→ **Work to complete**
Do not copy the pictures; transcribe all other material exactly.

begin Materials provided

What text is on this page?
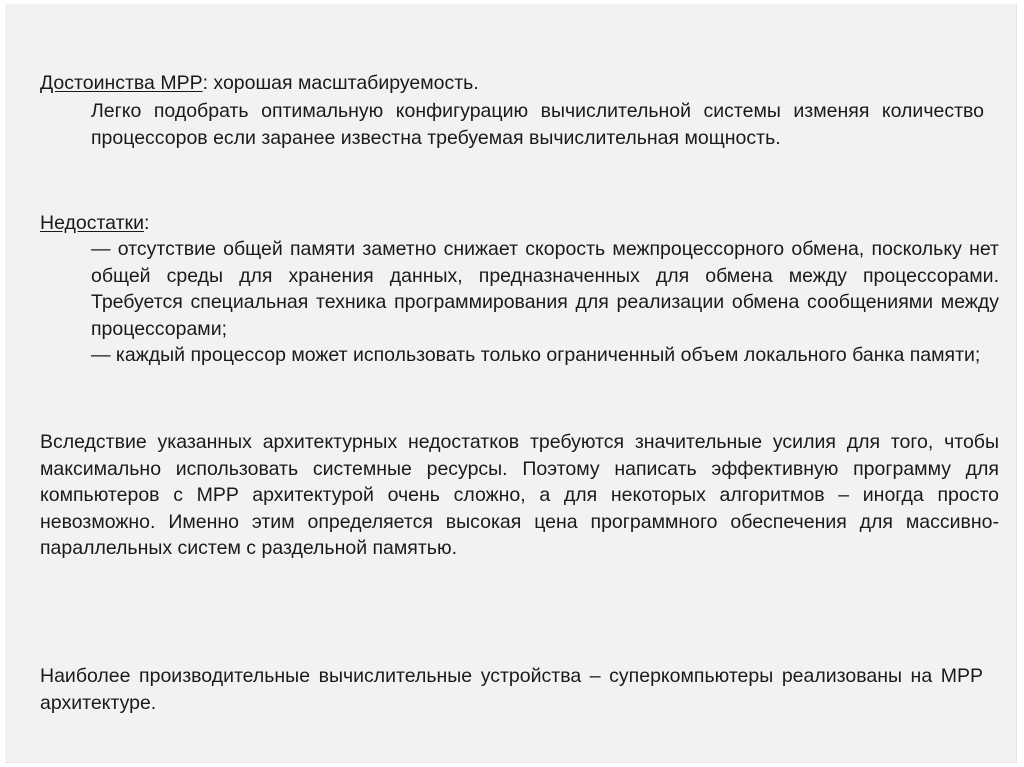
Достоинства MPP: хорошая масштабируемость.

Легко подобрать оптимальную конфигурацию вычислительной системы изменяя количество процессоров если заранее известна требуемая вычислительная мощность.

Недостатки:

— отсутствие общей памяти заметно снижает скорость межпроцессорного обмена, поскольку нет общей среды для хранения данных, предназначенных для обмена между процессорами. Требуется специальная техника программирования для реализации обмена сообщениями между процессорами;
— каждый процессор может использовать только ограниченный объем локального банка памяти;

Вследствие указанных архитектурных недостатков требуются значительные усилия для того, чтобы максимально использовать системные ресурсы. Поэтому написать эффективную программу для компьютеров с MPP архитектурой очень сложно, а для некоторых алгоритмов – иногда просто невозможно. Именно этим определяется высокая цена программного обеспечения для массивно-параллельных систем с раздельной памятью.

Наиболее производительные вычислительные устройства – суперкомпьютеры реализованы на MPP архитектуре.
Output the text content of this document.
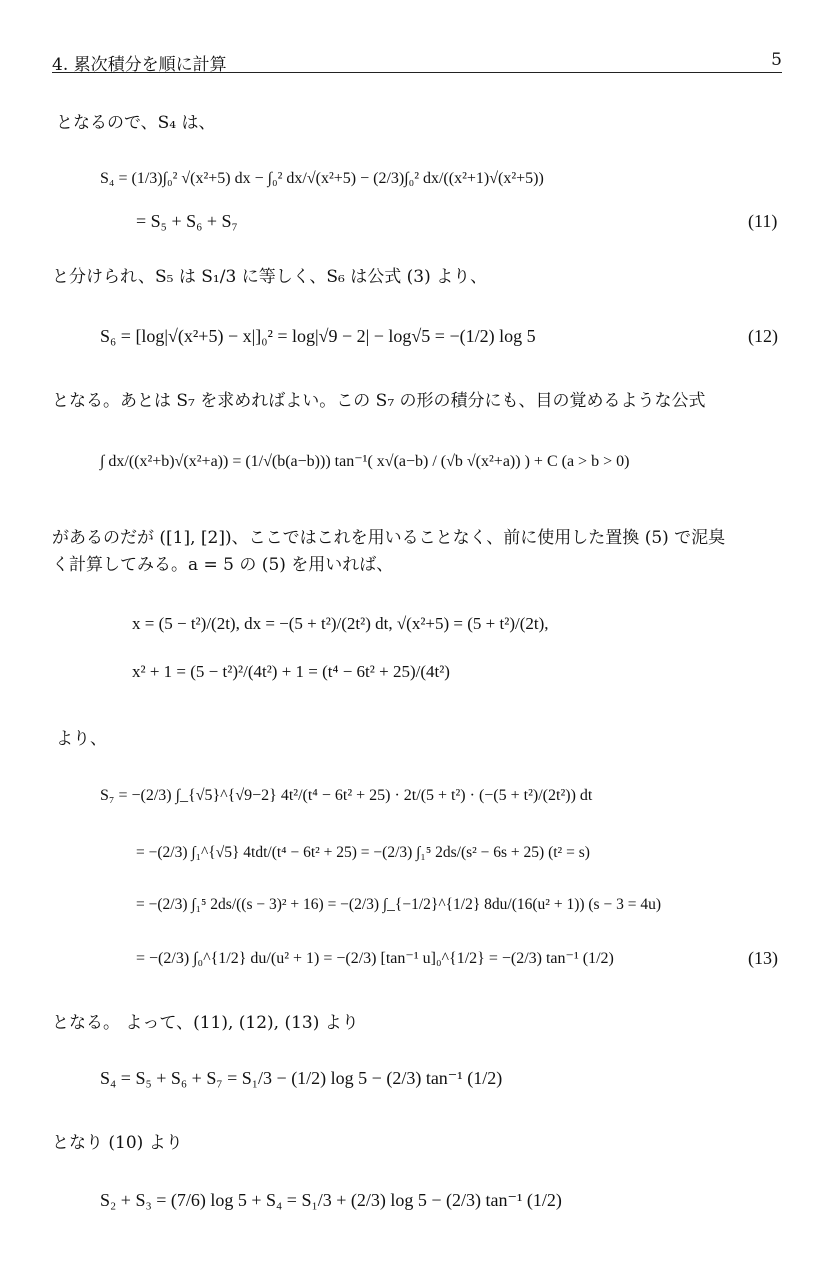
4. 累次積分を順に計算	5
となるので、S₄ は、
S₄ = (1/3)∫₀² √(x²+5) dx − ∫₀² dx/√(x²+5) − (2/3)∫₀² dx/((x²+1)√(x²+5))
= S₅ + S₆ + S₇	(11)
と分けられ、S₅ は S₁/3 に等しく、S₆ は公式 (3) より、
S₆ = [log|√(x²+5) − x|]₀² = log|√9 − 2| − log√5 = −(1/2) log 5	(12)
となる。あとは S₇ を求めればよい。この S₇ の形の積分にも、目の覚めるような公式
∫ dx/((x²+b)√(x²+a)) = (1/√(b(a−b))) tan⁻¹( x√(a−b) / (√b √(x²+a)) ) + C (a > b > 0)
があるのだが ([1], [2])、ここではこれを用いることなく、前に使用した置換 (5) で泥臭
く計算してみる。a = 5 の (5) を用いれば、
x = (5 − t²)/(2t), dx = −(5 + t²)/(2t²) dt, √(x²+5) = (5 + t²)/(2t),
x² + 1 = (5 − t²)²/(4t²) + 1 = (t⁴ − 6t² + 25)/(4t²)
より、
S₇ = −(2/3) ∫_{√5}^{√9−2} 4t²/(t⁴ − 6t² + 25) · 2t/(5 + t²) · (−(5 + t²)/(2t²)) dt
= −(2/3) ∫₁^{√5} 4tdt/(t⁴ − 6t² + 25) = −(2/3) ∫₁⁵ 2ds/(s² − 6s + 25) (t² = s)
= −(2/3) ∫₁⁵ 2ds/((s − 3)² + 16) = −(2/3) ∫_{−1/2}^{1/2} 8du/(16(u² + 1)) (s − 3 = 4u)
= −(2/3) ∫₀^{1/2} du/(u² + 1) = −(2/3) [tan⁻¹ u]₀^{1/2} = −(2/3) tan⁻¹ (1/2)	(13)
となる。 よって、(11), (12), (13) より
S₄ = S₅ + S₆ + S₇ = S₁/3 − (1/2) log 5 − (2/3) tan⁻¹ (1/2)
となり (10) より
S₂ + S₃ = (7/6) log 5 + S₄ = S₁/3 + (2/3) log 5 − (2/3) tan⁻¹ (1/2)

end Materials provided

→ **Correct response**
What text is on this page?
Достоинства MPP: хорошая масштабируемость.

Легко подобрать оптимальную конфигурацию вычислительной системы изменяя количество процессоров если заранее известна требуемая вычислительная мощность.

Недостатки:

— отсутствие общей памяти заметно снижает скорость межпроцессорного обмена, поскольку нет общей среды для хранения данных, предназначенных для обмена между процессорами. Требуется специальная техника программирования для реализации обмена сообщениями между процессорами;
— каждый процессор может использовать только ограниченный объем локального банка памяти;

Вследствие указанных архитектурных недостатков требуются значительные усилия для того, чтобы максимально использовать системные ресурсы. Поэтому написать эффективную программу для компьютеров с MPP архитектурой очень сложно, а для некоторых алгоритмов – иногда просто невозможно. Именно этим определяется высокая цена программного обеспечения для массивно-параллельных систем с раздельной памятью.

Наиболее производительные вычислительные устройства – суперкомпьютеры реализованы на MPP архитектуре.
Output the text content of this document.
4. 累次積分を順に計算	5
となるので、S₄ は、
S₄ = (1/3)∫₀² √(x²+5) dx − ∫₀² dx/√(x²+5) − (2/3)∫₀² dx/((x²+1)√(x²+5))
= S₅ + S₆ + S₇	(11)
と分けられ、S₅ は S₁/3 に等しく、S₆ は公式 (3) より、
S₆ = [log|√(x²+5) − x|]₀² = log|√9 − 2| − log√5 = −(1/2) log 5	(12)
となる。あとは S₇ を求めればよい。この S₇ の形の積分にも、目の覚めるような公式
∫ dx/((x²+b)√(x²+a)) = (1/√(b(a−b))) tan⁻¹( x√(a−b) / (√b √(x²+a)) ) + C (a > b > 0)
があるのだが ([1], [2])、ここではこれを用いることなく、前に使用した置換 (5) で泥臭
く計算してみる。a = 5 の (5) を用いれば、
x = (5 − t²)/(2t), dx = −(5 + t²)/(2t²) dt, √(x²+5) = (5 + t²)/(2t),
x² + 1 = (5 − t²)²/(4t²) + 1 = (t⁴ − 6t² + 25)/(4t²)
より、
S₇ = −(2/3) ∫_{√5}^{√9−2} 4t²/(t⁴ − 6t² + 25) · 2t/(5 + t²) · (−(5 + t²)/(2t²)) dt
= −(2/3) ∫₁^{√5} 4tdt/(t⁴ − 6t² + 25) = −(2/3) ∫₁⁵ 2ds/(s² − 6s + 25) (t² = s)
= −(2/3) ∫₁⁵ 2ds/((s − 3)² + 16) = −(2/3) ∫_{−1/2}^{1/2} 8du/(16(u² + 1)) (s − 3 = 4u)
= −(2/3) ∫₀^{1/2} du/(u² + 1) = −(2/3) [tan⁻¹ u]₀^{1/2} = −(2/3) tan⁻¹ (1/2)	(13)
となる。 よって、(11), (12), (13) より
S₄ = S₅ + S₆ + S₇ = S₁/3 − (1/2) log 5 − (2/3) tan⁻¹ (1/2)
となり (10) より
S₂ + S₃ = (7/6) log 5 + S₄ = S₁/3 + (2/3) log 5 − (2/3) tan⁻¹ (1/2)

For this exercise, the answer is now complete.